= Work order 1 =
Answer these questions using the Friday Fibers Roundup post.
(a) Which site interviewed April Dauscha?
(b) Where is Jeffrey Gibson's "This Is the Day" on view?
(c) Which movement was Miriam Schapiro one of the leaders of?
= Work order 2 =
Write the next part of the Friday Fibers Roundup post on textile artists, continuing after its third listed item.

-------- Page excerpt --------

Lauren Salazar "Innards"

Friday Fibers Roundup: Artistic Approaches

This week’s Friday Fibers Roundup looks at a variety of artists, viewpoints, and practices to give you a wide range of how people all over the world are currently approaching the art, craft, and design of textiles.

April Dauscha Custody of the Tongue (veiling) 2013, video still.


1) OtherPeoplesPixels recently interviewed textile artist, April Dauscha. April’s work combines the visual language of the Victorian era with intimate acts of the body to explore her personal experiences of mourning, contrition and motherhood.

2) “Jeffrey Gibson: This Is the Day on view at the Wellin Museum of Art” explores Gibson’s artistic approach, which combines pop culture with references to Native American history and current events (via Hyperallergic).

3) “How Miriam Schapiro’s Feminist Work Transcended the Line between Art and Craft” by Alina Cohen looks at the exuberant tackiness infuses the femmages, or feminist collages, of the artist Miriam Schapiro, one of the leaders of the Pattern and Decoration Movement (via Artsy).

-------- Study material --------

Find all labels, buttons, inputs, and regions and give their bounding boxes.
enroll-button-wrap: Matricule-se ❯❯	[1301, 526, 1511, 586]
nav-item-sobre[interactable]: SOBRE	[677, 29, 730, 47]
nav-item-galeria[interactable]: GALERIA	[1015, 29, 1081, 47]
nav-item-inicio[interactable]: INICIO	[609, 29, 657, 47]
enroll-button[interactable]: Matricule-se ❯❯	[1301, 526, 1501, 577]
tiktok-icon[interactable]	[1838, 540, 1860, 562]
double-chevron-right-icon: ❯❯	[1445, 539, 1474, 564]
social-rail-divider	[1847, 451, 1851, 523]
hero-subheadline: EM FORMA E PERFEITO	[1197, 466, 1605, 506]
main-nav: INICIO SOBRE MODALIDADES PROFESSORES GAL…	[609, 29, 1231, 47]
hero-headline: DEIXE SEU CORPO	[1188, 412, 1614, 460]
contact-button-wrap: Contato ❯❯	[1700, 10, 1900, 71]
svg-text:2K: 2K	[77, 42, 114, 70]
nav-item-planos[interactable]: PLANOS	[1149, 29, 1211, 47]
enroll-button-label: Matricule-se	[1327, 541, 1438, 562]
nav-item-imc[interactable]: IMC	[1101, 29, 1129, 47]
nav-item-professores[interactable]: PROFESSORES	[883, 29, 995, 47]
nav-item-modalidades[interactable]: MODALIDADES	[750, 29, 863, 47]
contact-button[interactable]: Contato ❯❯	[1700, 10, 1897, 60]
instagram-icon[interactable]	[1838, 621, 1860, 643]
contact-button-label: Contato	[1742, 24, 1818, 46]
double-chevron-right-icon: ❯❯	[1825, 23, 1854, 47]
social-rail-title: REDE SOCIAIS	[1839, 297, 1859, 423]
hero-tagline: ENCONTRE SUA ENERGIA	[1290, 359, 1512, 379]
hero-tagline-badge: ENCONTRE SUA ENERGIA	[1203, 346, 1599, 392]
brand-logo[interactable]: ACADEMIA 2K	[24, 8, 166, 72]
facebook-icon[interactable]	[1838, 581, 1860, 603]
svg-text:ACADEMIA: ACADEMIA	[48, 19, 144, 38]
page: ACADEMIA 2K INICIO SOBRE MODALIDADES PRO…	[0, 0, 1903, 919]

--------

= Exercise output 1 =
(a) OtherPeoplesPixels
(b) The Wellin Museum of Art
(c) The Pattern and Decoration Movement

= Exercise output 2 =
4) “Jonathan Anderson: ‘Craft is an Antidote to Digital Media’” by Jo Craven reveals how Anderson fells about the handmade–and why it is so important (via The Guardian).

5) “Are Fabricators the Most Important People in the Art World?” by Nancy Hass spotlights the how contemporary artists have become increasingly less present in their own work, and how the people who make their pieces remain unsung heroes (via The New York Times).

6) “In our Brutal Modern World, Science Shows our Brains need Craft more than Ever” by Susan Luckman examines whycraft practices–among others–are being looked to as something of an antidote to the stresses and pressures of modern living (via Sciencealert).

7) “Material Obsession: Fiber” by Michael Slenske reveals how fiber art has seen a revival in the hands of contemporary artists exploring bold new forms (via WSJ Magazine).

8) California Fibers presents the exhibition: A Matter of Time. The show is an exploration through two and three-dimensional works in fiber and is on display at Founders Hall Art Gallery in Aliso Viejo, CA throgh January 7th, 2019.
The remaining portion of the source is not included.